### [Work required]
Look through the data for the string "производственного". Copy every line where it is found.

Dataset items
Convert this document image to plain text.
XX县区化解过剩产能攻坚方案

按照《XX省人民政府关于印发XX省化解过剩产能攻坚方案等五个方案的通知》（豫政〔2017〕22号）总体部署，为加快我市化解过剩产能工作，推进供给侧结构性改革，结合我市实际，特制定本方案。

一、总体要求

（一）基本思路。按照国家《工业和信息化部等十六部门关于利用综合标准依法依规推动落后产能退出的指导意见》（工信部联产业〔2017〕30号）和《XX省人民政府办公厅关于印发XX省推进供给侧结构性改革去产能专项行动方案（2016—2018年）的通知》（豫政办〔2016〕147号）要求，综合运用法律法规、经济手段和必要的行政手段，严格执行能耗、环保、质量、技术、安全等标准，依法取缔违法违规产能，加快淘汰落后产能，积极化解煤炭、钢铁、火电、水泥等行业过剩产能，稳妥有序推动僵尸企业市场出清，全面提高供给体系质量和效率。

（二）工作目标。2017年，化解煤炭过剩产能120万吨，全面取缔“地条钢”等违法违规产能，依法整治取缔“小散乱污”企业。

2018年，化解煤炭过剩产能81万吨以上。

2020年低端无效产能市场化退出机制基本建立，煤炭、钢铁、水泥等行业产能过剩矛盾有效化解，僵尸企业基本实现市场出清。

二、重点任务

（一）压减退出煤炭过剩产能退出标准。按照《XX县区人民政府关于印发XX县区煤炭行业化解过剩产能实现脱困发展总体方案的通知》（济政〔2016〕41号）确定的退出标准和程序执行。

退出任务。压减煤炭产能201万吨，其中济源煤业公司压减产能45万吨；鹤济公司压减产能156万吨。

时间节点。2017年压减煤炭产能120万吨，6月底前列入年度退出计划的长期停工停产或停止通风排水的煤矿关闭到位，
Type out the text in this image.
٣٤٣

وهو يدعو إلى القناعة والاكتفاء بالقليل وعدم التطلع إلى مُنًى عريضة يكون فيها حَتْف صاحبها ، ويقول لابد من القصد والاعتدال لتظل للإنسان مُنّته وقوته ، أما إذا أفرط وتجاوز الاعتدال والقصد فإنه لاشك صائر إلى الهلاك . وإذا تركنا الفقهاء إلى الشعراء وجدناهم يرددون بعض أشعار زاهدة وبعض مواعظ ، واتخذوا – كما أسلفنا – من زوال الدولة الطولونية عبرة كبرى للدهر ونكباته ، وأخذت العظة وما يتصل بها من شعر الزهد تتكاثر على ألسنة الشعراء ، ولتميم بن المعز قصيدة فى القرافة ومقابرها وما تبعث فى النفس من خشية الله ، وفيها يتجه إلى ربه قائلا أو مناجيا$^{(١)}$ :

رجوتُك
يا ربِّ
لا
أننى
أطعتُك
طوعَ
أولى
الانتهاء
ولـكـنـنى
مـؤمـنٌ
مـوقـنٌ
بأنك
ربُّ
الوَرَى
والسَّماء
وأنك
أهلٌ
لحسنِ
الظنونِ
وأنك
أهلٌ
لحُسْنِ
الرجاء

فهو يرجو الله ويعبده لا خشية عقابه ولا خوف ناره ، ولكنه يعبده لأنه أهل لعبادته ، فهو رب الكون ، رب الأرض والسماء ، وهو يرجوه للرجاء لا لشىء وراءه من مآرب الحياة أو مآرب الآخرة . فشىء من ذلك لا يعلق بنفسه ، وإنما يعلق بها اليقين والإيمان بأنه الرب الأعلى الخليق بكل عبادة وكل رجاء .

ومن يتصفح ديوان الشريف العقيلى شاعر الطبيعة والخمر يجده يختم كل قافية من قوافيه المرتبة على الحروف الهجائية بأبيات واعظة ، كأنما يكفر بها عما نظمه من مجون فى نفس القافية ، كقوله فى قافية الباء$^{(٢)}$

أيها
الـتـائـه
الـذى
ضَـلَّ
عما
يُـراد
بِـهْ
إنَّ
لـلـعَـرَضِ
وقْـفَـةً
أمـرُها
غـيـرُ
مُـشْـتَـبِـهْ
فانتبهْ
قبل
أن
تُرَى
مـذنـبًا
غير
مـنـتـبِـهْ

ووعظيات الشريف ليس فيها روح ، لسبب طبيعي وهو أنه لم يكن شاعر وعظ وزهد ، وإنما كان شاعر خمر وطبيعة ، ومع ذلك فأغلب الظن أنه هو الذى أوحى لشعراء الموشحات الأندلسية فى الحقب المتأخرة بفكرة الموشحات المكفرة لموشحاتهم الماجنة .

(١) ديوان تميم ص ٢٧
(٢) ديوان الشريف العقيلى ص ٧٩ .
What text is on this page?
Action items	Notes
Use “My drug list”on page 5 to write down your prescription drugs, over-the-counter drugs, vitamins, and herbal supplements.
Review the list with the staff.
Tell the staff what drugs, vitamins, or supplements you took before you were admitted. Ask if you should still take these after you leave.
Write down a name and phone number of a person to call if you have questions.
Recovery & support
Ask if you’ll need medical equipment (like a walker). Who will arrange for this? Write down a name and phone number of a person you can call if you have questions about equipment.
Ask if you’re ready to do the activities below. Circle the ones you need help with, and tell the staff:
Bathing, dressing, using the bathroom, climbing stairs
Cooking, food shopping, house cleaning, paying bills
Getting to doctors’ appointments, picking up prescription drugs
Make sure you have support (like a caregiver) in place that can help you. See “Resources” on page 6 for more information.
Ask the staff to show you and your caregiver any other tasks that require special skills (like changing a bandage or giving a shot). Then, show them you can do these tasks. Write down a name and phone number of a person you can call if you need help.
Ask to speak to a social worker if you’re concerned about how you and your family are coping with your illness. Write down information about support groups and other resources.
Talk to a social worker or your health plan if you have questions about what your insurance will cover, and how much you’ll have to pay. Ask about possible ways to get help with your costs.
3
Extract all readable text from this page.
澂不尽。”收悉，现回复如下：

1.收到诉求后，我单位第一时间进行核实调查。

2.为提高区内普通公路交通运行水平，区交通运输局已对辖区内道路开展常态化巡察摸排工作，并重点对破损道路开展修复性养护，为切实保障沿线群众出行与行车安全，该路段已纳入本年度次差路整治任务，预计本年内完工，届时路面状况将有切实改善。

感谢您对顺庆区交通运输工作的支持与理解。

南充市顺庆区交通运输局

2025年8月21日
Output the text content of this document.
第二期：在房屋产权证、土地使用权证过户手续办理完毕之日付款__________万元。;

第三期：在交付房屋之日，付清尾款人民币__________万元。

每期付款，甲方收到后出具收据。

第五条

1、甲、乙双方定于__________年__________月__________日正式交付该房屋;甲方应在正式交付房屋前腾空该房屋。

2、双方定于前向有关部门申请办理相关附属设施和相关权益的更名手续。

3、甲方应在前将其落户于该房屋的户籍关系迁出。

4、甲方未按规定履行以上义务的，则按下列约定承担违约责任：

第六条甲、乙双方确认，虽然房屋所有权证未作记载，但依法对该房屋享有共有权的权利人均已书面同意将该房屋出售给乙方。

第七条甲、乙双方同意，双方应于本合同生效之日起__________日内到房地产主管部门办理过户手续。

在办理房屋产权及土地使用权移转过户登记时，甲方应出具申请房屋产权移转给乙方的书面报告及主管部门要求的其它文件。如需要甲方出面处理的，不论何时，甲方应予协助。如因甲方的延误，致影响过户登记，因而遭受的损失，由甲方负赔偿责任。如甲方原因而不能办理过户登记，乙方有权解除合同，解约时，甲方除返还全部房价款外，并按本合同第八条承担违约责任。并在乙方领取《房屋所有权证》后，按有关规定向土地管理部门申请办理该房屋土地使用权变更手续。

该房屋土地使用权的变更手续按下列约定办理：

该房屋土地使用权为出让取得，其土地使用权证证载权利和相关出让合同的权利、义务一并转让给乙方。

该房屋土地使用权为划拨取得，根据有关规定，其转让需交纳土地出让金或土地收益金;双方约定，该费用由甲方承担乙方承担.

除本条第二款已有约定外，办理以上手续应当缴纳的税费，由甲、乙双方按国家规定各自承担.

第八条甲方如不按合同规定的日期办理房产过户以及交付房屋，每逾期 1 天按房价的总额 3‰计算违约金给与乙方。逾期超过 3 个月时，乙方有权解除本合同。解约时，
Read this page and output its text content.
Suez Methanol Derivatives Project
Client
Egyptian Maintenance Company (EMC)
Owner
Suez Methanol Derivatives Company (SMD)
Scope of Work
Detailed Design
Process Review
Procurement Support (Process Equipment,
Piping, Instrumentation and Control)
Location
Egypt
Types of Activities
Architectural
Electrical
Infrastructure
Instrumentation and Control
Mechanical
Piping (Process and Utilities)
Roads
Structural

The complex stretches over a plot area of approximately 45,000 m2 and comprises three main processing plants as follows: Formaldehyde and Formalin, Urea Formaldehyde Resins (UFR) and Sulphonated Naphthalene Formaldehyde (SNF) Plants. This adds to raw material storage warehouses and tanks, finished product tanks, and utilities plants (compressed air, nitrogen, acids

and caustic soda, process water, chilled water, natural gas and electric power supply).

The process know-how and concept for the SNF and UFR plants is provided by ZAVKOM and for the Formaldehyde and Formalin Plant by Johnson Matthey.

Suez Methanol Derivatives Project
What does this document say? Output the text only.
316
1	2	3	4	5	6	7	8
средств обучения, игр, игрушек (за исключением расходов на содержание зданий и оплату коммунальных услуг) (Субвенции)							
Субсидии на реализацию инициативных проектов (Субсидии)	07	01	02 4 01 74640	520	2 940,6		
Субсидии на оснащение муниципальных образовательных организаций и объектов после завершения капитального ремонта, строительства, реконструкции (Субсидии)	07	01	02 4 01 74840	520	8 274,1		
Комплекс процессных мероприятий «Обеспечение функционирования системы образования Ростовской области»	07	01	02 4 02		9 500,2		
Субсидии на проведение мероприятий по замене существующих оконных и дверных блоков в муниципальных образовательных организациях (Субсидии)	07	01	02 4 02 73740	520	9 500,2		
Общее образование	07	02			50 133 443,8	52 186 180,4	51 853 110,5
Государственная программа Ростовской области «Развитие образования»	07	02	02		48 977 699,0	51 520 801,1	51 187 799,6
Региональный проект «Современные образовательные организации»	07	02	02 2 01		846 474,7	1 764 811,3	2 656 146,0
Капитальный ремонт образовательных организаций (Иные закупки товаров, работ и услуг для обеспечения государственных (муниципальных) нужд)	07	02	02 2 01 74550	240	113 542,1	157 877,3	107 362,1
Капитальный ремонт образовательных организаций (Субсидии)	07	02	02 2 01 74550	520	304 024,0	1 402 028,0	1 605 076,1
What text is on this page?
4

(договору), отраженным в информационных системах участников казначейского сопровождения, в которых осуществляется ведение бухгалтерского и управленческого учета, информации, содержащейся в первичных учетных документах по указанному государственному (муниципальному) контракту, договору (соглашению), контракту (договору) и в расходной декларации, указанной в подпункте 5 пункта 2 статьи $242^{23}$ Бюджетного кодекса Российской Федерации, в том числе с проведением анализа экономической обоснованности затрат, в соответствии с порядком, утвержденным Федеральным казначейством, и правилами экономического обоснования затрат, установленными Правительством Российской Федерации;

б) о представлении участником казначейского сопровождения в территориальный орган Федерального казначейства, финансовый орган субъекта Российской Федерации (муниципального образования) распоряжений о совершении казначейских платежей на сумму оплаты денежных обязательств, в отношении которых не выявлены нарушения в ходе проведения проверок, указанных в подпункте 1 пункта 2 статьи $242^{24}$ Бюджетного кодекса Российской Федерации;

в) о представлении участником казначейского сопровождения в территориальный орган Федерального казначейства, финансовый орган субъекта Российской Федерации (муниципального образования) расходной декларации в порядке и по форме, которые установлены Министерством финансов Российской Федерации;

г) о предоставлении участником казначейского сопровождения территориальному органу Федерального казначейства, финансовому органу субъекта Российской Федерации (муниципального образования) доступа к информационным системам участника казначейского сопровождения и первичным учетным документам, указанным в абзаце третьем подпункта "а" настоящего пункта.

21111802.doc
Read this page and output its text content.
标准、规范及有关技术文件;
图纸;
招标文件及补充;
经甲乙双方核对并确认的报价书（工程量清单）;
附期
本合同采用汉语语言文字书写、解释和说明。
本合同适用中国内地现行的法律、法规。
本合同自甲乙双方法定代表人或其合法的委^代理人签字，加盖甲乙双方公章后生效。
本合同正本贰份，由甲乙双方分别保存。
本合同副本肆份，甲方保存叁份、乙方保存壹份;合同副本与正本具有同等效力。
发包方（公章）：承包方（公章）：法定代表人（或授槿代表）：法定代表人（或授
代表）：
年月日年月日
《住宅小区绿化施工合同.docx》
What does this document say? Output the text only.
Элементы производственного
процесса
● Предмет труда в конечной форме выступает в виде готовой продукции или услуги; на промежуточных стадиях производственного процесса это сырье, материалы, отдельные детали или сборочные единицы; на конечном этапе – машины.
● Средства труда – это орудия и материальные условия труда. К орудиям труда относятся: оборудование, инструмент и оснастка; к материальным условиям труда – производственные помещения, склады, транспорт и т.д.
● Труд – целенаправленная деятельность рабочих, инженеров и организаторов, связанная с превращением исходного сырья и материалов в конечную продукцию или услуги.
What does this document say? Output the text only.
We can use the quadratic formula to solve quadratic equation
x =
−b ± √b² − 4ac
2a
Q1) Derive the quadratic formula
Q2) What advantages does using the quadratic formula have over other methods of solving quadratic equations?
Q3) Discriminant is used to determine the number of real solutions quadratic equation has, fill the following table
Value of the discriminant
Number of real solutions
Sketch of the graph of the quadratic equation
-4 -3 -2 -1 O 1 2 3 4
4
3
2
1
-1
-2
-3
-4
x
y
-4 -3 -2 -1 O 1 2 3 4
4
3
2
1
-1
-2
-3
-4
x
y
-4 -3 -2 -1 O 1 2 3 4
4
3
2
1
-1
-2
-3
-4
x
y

### [Expected answer]
Элементы производственного
● Предмет труда в конечной форме выступает в виде готовой продукции или услуги; на промежуточных стадиях производственного процесса это сырье, материалы, отдельные детали или сборочные единицы; на конечном этапе – машины.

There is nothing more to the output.